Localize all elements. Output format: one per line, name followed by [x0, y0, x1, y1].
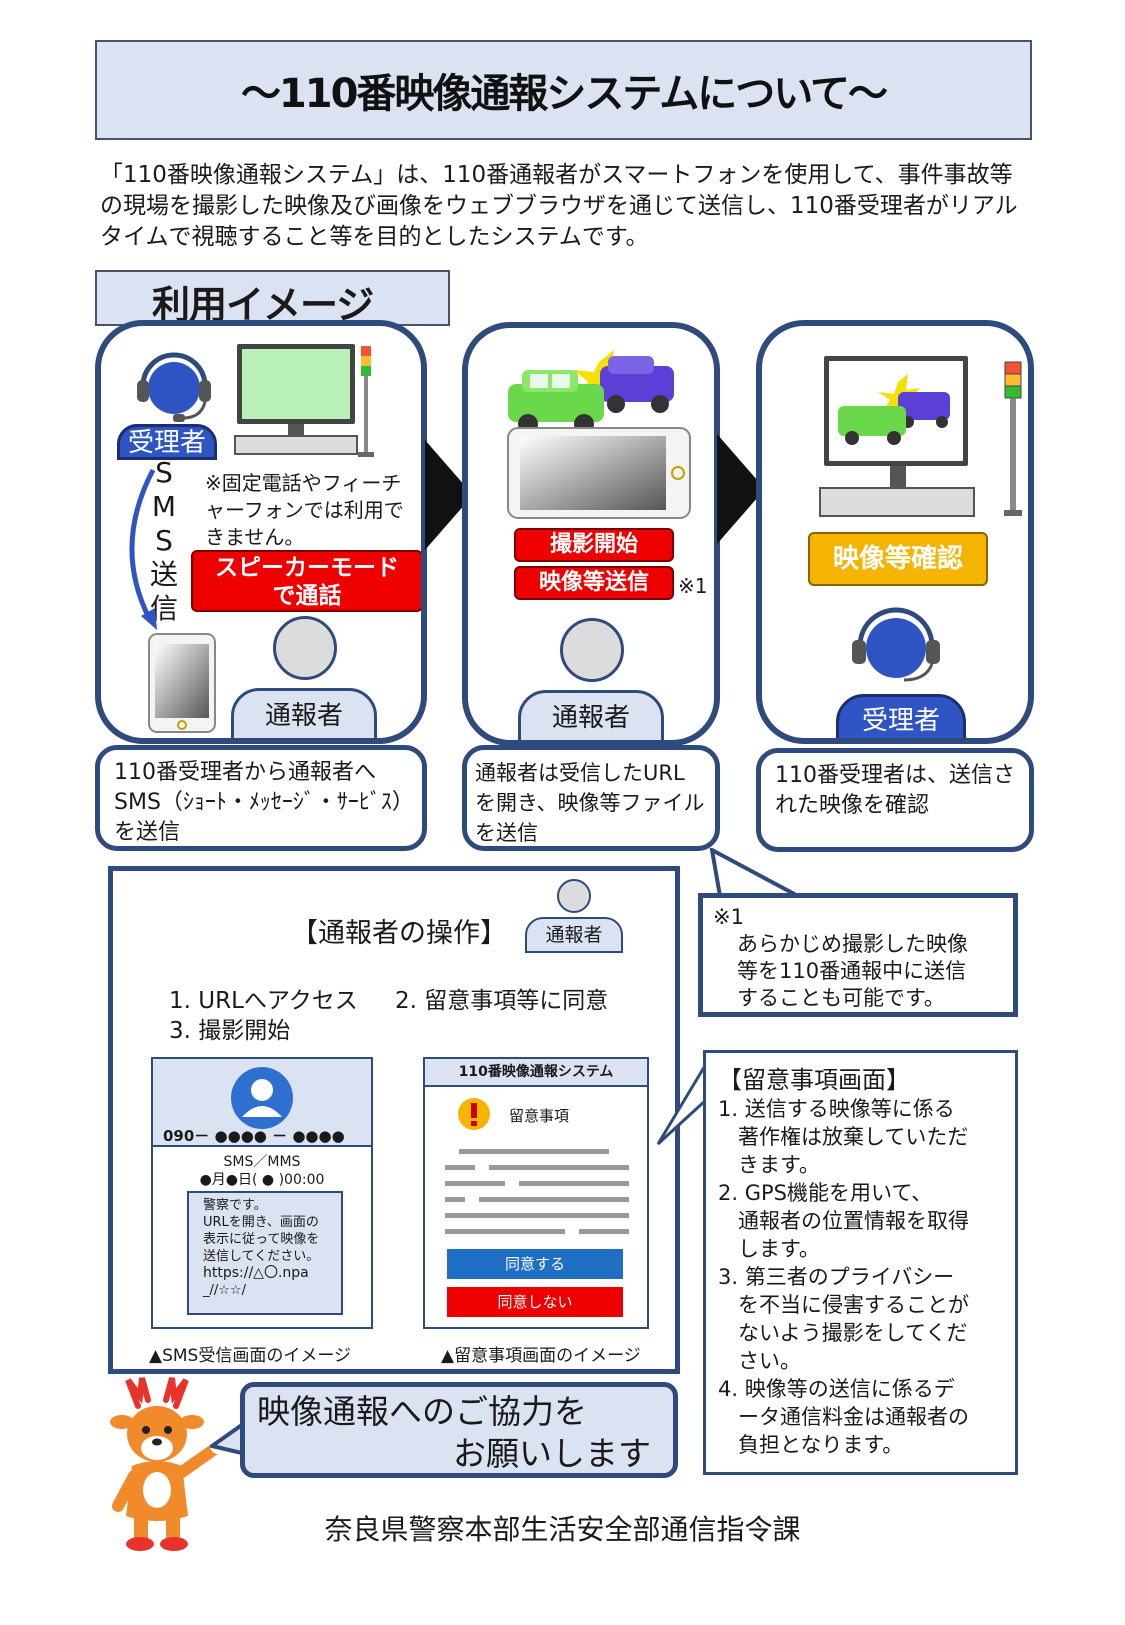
caller-label: 通報者: [231, 688, 377, 738]
operations-heading: 【通報者の操作】: [291, 918, 507, 949]
panel-caller-send: 撮影開始 映像等送信 ※1 通報者: [462, 322, 720, 746]
caption-step2: 通報者は受信したURL を開き、映像等ファイル を送信: [462, 745, 720, 851]
speaker-mode-badge: スピーカーモード で通話: [191, 550, 421, 612]
caption-step3: 110番受理者は、送信さ れた映像を確認: [756, 748, 1034, 852]
section-title: 利用イメージ: [152, 283, 374, 327]
notice-screen-caption: ▲留意事項画面のイメージ: [441, 1346, 641, 1366]
notice-text: ※固定電話やフィーチャーフォンでは利用できません。: [205, 471, 404, 549]
signal-tower-icon: [1004, 361, 1022, 516]
receiver-label: 受理者: [836, 694, 966, 738]
caption-step1: 110番受理者から通報者へ SMS（ｼｮｰﾄ・ﾒｯｾｰｼﾞ・ｻｰﾋﾞｽ） を送信: [95, 745, 427, 851]
smartphone-icon: [148, 633, 216, 733]
notice-screen-mock: 110番映像通報システム 留意事項 同意する 同意しない: [423, 1057, 649, 1329]
caller-avatar: [273, 616, 337, 680]
title-banner: ～110番映像通報システムについて～: [95, 40, 1032, 140]
disagree-button[interactable]: 同意しない: [447, 1287, 623, 1317]
step-3: 3. 撮影開始: [169, 1018, 291, 1044]
warning-icon: [458, 1098, 490, 1130]
caller-badge: 通報者: [525, 917, 623, 953]
agree-button[interactable]: 同意する: [447, 1249, 623, 1279]
flow-arrow-icon: [717, 434, 765, 544]
headset-operator-icon: [137, 352, 211, 422]
sms-type: SMS／MMS: [223, 1154, 301, 1170]
signal-tower-icon: [358, 346, 374, 457]
sms-screen-mock: 090－ ●●●● － ●●●● SMS／MMS ●月●日( ● )00:00 …: [151, 1057, 373, 1329]
step-2: 2. 留意事項等に同意: [395, 988, 609, 1014]
page-title: ～110番映像通報システムについて～: [240, 71, 888, 117]
caller-operations-box: 【通報者の操作】 通報者 1. URLへアクセス 2. 留意事項等に同意 3. …: [108, 866, 680, 1374]
caller-avatar: [560, 618, 624, 682]
note-mark: ※1: [678, 574, 708, 598]
placeholder-lines: [445, 1149, 629, 1239]
caller-avatar: [557, 879, 591, 913]
cooperation-request: 映像通報へのご協力を お願いします: [240, 1382, 678, 1478]
receiver-label: 受理者: [117, 424, 217, 460]
confirm-video-badge: 映像等確認: [808, 532, 988, 586]
monitor-icon: [234, 344, 358, 455]
callout-pointer: [656, 1063, 708, 1146]
notice-title: 留意事項: [509, 1107, 570, 1125]
intro-text: 「110番映像通報システム」は、110番通報者がスマートフォンを使用して、事件事…: [100, 162, 1018, 250]
footer-organization: 奈良県警察本部生活安全部通信指令課: [324, 1513, 801, 1546]
mascot-deer-icon: [110, 1377, 226, 1551]
curved-arrow-icon: [129, 468, 157, 630]
contact-avatar-icon: [231, 1067, 293, 1129]
sms-vertical-text: S M S 送 信: [149, 456, 178, 625]
flow-arrow-icon: [425, 440, 473, 550]
note-1-box: ※1 あらかじめ撮影した映像 等を110番通報中に送信 することも可能です。: [698, 893, 1018, 1017]
sms-number: 090－ ●●●● － ●●●●: [163, 1127, 345, 1145]
sms-header: 090－ ●●●● － ●●●●: [153, 1059, 371, 1147]
notice-items-box: 【留意事項画面】 1. 送信する映像等に係る 著作権は放棄していただ きます。 …: [703, 1050, 1018, 1475]
send-video-badge: 映像等送信: [514, 566, 674, 600]
panel-receiver-confirm: 映像等確認 受理者: [756, 320, 1034, 744]
headset-operator-icon: [852, 607, 940, 682]
section-banner: 利用イメージ: [95, 270, 450, 327]
car-crash-icon: [508, 350, 674, 434]
monitor-icon: [819, 356, 975, 517]
smartphone-landscape-icon: [507, 427, 691, 519]
sms-date: ●月●日( ● )00:00: [199, 1172, 325, 1188]
start-shooting-badge: 撮影開始: [514, 528, 674, 562]
caller-label: 通報者: [518, 690, 664, 740]
system-title-bar: 110番映像通報システム: [425, 1059, 647, 1087]
sms-screen-caption: ▲SMS受信画面のイメージ: [149, 1346, 351, 1366]
step-1: 1. URLへアクセス: [169, 988, 358, 1014]
panel-receiver-sms: 受理者 S M S 送 信 ※固定電話やフィーチャーフォンでは利用できません。 …: [95, 320, 427, 744]
sms-message-bubble: 警察です。 URLを開き、画面の 表示に従って映像を 送信してください。 htt…: [187, 1191, 343, 1315]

= = = = = = =

Copy all of the records above line for line without changing a character, and leave the picture out of your answer.

Full output —
Localize all elements. Output format: one per line, name followed by [x0, y0, x1, y1].
caller-label: 通報者: [231, 688, 377, 738]
operations-heading: 【通報者の操作】: [291, 918, 507, 949]
panel-caller-send: 撮影開始 映像等送信 ※1 通報者: [462, 322, 720, 746]
caption-step2: 通報者は受信したURL を開き、映像等ファイル を送信: [462, 745, 720, 851]
speaker-mode-badge: スピーカーモード で通話: [191, 550, 421, 612]
caption-step3: 110番受理者は、送信さ れた映像を確認: [756, 748, 1034, 852]
section-title: 利用イメージ: [152, 283, 374, 327]
notice-screen-caption: ▲留意事項画面のイメージ: [441, 1346, 641, 1366]
notice-text: ※固定電話やフィーチャーフォンでは利用できません。: [205, 471, 404, 549]
signal-tower-icon: [1004, 361, 1022, 516]
receiver-label: 受理者: [836, 694, 966, 738]
caption-step1: 110番受理者から通報者へ SMS（ｼｮｰﾄ・ﾒｯｾｰｼﾞ・ｻｰﾋﾞｽ） を送信: [95, 745, 427, 851]
smartphone-icon: [148, 633, 216, 733]
notice-screen-mock: 110番映像通報システム 留意事項 同意する 同意しない: [423, 1057, 649, 1329]
caller-avatar: [273, 616, 337, 680]
title-banner: ～110番映像通報システムについて～: [95, 40, 1032, 140]
disagree-button[interactable]: 同意しない: [447, 1287, 623, 1317]
step-3: 3. 撮影開始: [169, 1018, 291, 1044]
warning-icon: [458, 1098, 490, 1130]
caller-badge: 通報者: [525, 917, 623, 953]
agree-button[interactable]: 同意する: [447, 1249, 623, 1279]
flow-arrow-icon: [717, 434, 765, 544]
headset-operator-icon: [137, 352, 211, 422]
sms-type: SMS／MMS: [223, 1154, 301, 1170]
signal-tower-icon: [358, 346, 374, 457]
sms-screen-mock: 090－ ●●●● － ●●●● SMS／MMS ●月●日( ● )00:00 …: [151, 1057, 373, 1329]
step-2: 2. 留意事項等に同意: [395, 988, 609, 1014]
page-title: ～110番映像通報システムについて～: [240, 71, 888, 117]
caller-operations-box: 【通報者の操作】 通報者 1. URLへアクセス 2. 留意事項等に同意 3. …: [108, 866, 680, 1374]
caller-avatar: [560, 618, 624, 682]
note-mark: ※1: [678, 574, 708, 598]
placeholder-lines: [445, 1149, 629, 1239]
caller-avatar: [557, 879, 591, 913]
cooperation-request: 映像通報へのご協力を お願いします: [240, 1382, 678, 1478]
receiver-label: 受理者: [117, 424, 217, 460]
confirm-video-badge: 映像等確認: [808, 532, 988, 586]
monitor-icon: [234, 344, 358, 455]
callout-pointer: [656, 1063, 708, 1146]
notice-title: 留意事項: [509, 1107, 570, 1125]
intro-text: 「110番映像通報システム」は、110番通報者がスマートフォンを使用して、事件事…: [100, 162, 1018, 250]
footer-organization: 奈良県警察本部生活安全部通信指令課: [324, 1513, 801, 1546]
mascot-deer-icon: [110, 1377, 226, 1551]
curved-arrow-icon: [129, 468, 157, 630]
contact-avatar-icon: [231, 1067, 293, 1129]
sms-vertical-text: S M S 送 信: [149, 456, 178, 625]
flow-arrow-icon: [425, 440, 473, 550]
note-1-box: ※1 あらかじめ撮影した映像 等を110番通報中に送信 することも可能です。: [698, 893, 1018, 1017]
sms-number: 090－ ●●●● － ●●●●: [163, 1127, 345, 1145]
sms-header: 090－ ●●●● － ●●●●: [153, 1059, 371, 1147]
notice-items-box: 【留意事項画面】 1. 送信する映像等に係る 著作権は放棄していただ きます。 …: [703, 1050, 1018, 1475]
send-video-badge: 映像等送信: [514, 566, 674, 600]
panel-receiver-confirm: 映像等確認 受理者: [756, 320, 1034, 744]
headset-operator-icon: [852, 607, 940, 682]
section-banner: 利用イメージ: [95, 270, 450, 327]
car-crash-icon: [508, 350, 674, 434]
monitor-icon: [819, 356, 975, 517]
smartphone-landscape-icon: [507, 427, 691, 519]
sms-date: ●月●日( ● )00:00: [199, 1172, 325, 1188]
start-shooting-badge: 撮影開始: [514, 528, 674, 562]
caller-label: 通報者: [518, 690, 664, 740]
system-title-bar: 110番映像通報システム: [425, 1059, 647, 1087]
sms-screen-caption: ▲SMS受信画面のイメージ: [149, 1346, 351, 1366]
step-1: 1. URLへアクセス: [169, 988, 358, 1014]
panel-receiver-sms: 受理者 S M S 送 信 ※固定電話やフィーチャーフォンでは利用できません。 …: [95, 320, 427, 744]
sms-message-bubble: 警察です。 URLを開き、画面の 表示に従って映像を 送信してください。 htt…: [187, 1191, 343, 1315]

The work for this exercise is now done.